◆ **What to produce**
Reproduce verbatim the lines that begin with the one containing "What elements are" and end with the one containing "display-name: Musa Yusupovich: [37, 289, 543, 356]", both of those included.

◆ **Record extracts**
+ + +

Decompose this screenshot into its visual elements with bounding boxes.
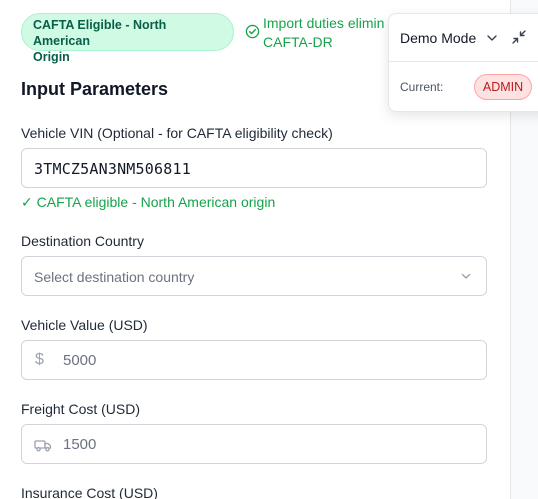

+ + +

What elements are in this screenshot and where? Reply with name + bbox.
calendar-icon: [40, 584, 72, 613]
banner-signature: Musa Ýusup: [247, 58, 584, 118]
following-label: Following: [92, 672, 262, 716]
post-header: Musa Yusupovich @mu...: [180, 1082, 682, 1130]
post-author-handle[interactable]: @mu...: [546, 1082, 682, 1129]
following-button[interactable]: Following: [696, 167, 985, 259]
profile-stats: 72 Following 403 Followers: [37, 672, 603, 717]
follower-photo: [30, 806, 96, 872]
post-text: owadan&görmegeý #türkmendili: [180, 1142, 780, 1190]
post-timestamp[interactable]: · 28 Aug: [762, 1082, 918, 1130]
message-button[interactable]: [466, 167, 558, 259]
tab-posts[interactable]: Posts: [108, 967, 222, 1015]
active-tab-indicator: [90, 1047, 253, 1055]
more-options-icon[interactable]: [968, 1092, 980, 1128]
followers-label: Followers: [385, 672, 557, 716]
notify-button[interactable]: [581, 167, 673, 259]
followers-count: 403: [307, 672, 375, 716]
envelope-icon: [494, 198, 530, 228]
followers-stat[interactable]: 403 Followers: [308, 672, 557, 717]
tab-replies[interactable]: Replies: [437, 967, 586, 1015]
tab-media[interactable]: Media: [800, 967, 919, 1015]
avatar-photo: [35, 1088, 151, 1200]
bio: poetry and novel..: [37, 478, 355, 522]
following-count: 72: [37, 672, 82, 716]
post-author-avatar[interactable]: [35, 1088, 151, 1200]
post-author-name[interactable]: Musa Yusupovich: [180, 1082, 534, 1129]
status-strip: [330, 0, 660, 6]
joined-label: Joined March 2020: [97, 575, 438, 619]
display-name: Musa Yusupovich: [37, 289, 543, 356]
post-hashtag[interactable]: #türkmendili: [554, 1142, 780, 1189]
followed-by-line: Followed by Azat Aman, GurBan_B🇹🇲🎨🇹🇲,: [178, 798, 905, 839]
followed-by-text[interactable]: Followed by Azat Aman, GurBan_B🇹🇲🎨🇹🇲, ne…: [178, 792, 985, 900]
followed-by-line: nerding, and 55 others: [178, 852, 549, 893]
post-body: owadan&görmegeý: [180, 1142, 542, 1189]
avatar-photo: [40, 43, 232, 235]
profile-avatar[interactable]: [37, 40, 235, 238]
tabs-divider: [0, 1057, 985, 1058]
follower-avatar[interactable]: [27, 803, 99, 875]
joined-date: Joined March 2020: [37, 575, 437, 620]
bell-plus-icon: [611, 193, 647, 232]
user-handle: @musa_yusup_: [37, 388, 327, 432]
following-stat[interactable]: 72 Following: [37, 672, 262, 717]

+ + +

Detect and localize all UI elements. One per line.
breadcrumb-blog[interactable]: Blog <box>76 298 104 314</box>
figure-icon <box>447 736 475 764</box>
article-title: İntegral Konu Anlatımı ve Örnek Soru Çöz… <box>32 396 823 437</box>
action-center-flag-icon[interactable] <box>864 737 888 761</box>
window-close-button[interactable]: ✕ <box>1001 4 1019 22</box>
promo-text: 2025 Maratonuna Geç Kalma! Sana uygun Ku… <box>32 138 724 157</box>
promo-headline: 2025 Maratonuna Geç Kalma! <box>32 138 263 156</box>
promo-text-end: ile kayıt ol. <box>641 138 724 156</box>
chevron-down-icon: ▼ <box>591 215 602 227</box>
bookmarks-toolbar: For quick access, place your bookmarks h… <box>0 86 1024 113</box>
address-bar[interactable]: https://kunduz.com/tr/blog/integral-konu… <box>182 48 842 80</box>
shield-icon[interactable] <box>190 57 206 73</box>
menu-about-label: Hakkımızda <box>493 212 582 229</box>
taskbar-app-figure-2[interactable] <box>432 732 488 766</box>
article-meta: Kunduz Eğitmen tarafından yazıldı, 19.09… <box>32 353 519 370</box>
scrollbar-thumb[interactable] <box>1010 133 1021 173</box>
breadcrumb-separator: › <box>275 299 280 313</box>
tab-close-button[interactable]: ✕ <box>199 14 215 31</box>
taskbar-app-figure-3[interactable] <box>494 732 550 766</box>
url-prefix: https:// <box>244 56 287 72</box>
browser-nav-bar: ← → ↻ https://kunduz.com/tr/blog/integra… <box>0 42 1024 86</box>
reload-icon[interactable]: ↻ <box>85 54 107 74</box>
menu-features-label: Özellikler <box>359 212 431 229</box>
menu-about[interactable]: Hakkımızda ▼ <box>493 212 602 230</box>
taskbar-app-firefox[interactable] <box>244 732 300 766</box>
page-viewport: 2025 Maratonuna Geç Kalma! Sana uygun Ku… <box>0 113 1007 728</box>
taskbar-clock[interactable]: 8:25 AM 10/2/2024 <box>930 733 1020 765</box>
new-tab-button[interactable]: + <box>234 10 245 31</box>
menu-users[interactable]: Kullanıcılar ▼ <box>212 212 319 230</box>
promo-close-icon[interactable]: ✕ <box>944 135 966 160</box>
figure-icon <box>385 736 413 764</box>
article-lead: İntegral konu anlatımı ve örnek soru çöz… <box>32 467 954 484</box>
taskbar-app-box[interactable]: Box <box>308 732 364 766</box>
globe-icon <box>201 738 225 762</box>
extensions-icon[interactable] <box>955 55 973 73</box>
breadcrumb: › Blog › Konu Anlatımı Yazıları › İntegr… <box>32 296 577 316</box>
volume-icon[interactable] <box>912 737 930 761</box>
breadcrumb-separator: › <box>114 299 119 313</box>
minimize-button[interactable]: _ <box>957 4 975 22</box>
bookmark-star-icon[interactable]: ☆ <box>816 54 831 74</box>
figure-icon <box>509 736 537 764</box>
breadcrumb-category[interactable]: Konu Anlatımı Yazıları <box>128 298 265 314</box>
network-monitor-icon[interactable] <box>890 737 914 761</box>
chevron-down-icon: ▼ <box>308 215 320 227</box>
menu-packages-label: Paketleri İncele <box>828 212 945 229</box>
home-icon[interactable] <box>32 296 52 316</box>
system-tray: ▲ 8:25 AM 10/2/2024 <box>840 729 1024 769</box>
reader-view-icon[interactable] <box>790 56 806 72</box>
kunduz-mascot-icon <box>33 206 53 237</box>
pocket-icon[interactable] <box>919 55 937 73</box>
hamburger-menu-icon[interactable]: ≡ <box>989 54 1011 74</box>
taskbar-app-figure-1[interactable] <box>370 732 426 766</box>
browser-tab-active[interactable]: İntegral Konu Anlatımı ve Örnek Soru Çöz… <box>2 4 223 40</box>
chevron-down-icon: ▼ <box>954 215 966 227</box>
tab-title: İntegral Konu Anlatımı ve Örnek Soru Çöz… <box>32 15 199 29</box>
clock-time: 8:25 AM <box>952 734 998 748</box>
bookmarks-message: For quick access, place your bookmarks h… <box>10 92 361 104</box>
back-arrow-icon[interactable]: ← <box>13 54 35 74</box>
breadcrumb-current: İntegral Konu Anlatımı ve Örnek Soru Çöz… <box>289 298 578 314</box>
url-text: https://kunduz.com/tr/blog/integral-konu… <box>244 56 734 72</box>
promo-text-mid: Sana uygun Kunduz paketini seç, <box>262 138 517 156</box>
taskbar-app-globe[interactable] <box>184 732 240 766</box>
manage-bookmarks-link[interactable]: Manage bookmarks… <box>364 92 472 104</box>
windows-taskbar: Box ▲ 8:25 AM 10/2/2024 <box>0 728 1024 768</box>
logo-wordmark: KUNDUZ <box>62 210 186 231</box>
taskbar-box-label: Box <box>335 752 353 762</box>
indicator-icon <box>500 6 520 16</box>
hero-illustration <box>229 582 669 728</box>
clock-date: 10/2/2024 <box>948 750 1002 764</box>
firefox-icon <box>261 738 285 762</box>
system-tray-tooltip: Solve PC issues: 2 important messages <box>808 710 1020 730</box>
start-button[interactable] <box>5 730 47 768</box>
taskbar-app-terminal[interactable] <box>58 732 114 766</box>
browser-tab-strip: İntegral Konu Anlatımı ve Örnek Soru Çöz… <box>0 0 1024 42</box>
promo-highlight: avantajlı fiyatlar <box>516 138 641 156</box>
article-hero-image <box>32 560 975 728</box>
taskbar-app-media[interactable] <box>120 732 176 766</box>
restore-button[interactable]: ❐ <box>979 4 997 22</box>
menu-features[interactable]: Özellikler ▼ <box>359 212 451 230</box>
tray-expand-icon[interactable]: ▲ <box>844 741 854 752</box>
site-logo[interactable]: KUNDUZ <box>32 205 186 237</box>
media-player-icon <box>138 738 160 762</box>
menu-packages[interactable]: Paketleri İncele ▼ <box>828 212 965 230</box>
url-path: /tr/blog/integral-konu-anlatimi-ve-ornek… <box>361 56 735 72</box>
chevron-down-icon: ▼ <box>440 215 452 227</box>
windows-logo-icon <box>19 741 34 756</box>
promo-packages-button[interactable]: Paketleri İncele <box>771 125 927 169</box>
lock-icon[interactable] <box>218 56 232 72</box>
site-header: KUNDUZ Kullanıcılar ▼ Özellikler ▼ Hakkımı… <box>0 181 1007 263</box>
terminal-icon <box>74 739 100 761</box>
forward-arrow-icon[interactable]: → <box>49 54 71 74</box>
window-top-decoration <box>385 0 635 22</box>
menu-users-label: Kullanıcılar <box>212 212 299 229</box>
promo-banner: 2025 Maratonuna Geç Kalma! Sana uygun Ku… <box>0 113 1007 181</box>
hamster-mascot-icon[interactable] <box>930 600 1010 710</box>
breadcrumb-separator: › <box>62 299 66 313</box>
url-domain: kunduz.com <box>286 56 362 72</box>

+ + +

◆ **Solution to this exercise**
What elements are in this screenshot and where? Reply with name + bbox.
calendar-icon: [40, 584, 72, 613]
banner-signature: Musa Ýusup: [247, 58, 584, 118]
following-label: Following: [92, 672, 262, 716]
post-header: Musa Yusupovich @mu...: [180, 1082, 682, 1130]
post-author-handle[interactable]: @mu...: [546, 1082, 682, 1129]
following-button[interactable]: Following: [696, 167, 985, 259]
profile-stats: 72 Following 403 Followers: [37, 672, 603, 717]
follower-photo: [30, 806, 96, 872]
post-text: owadan&görmegeý #türkmendili: [180, 1142, 780, 1190]
post-timestamp[interactable]: · 28 Aug: [762, 1082, 918, 1130]
message-button[interactable]: [466, 167, 558, 259]
tab-posts[interactable]: Posts: [108, 967, 222, 1015]
active-tab-indicator: [90, 1047, 253, 1055]
more-options-icon[interactable]: [968, 1092, 980, 1128]
followers-label: Followers: [385, 672, 557, 716]
notify-button[interactable]: [581, 167, 673, 259]
followers-count: 403: [307, 672, 375, 716]
envelope-icon: [494, 198, 530, 228]
followers-stat[interactable]: 403 Followers: [308, 672, 557, 717]
tab-replies[interactable]: Replies: [437, 967, 586, 1015]
tab-media[interactable]: Media: [800, 967, 919, 1015]
avatar-photo: [35, 1088, 151, 1200]
bio: poetry and novel..: [37, 478, 355, 522]
following-count: 72: [37, 672, 82, 716]
post-author-avatar[interactable]: [35, 1088, 151, 1200]
post-author-name[interactable]: Musa Yusupovich: [180, 1082, 534, 1129]
status-strip: [330, 0, 660, 6]
joined-label: Joined March 2020: [97, 575, 438, 619]
display-name: Musa Yusupovich: [37, 289, 543, 356]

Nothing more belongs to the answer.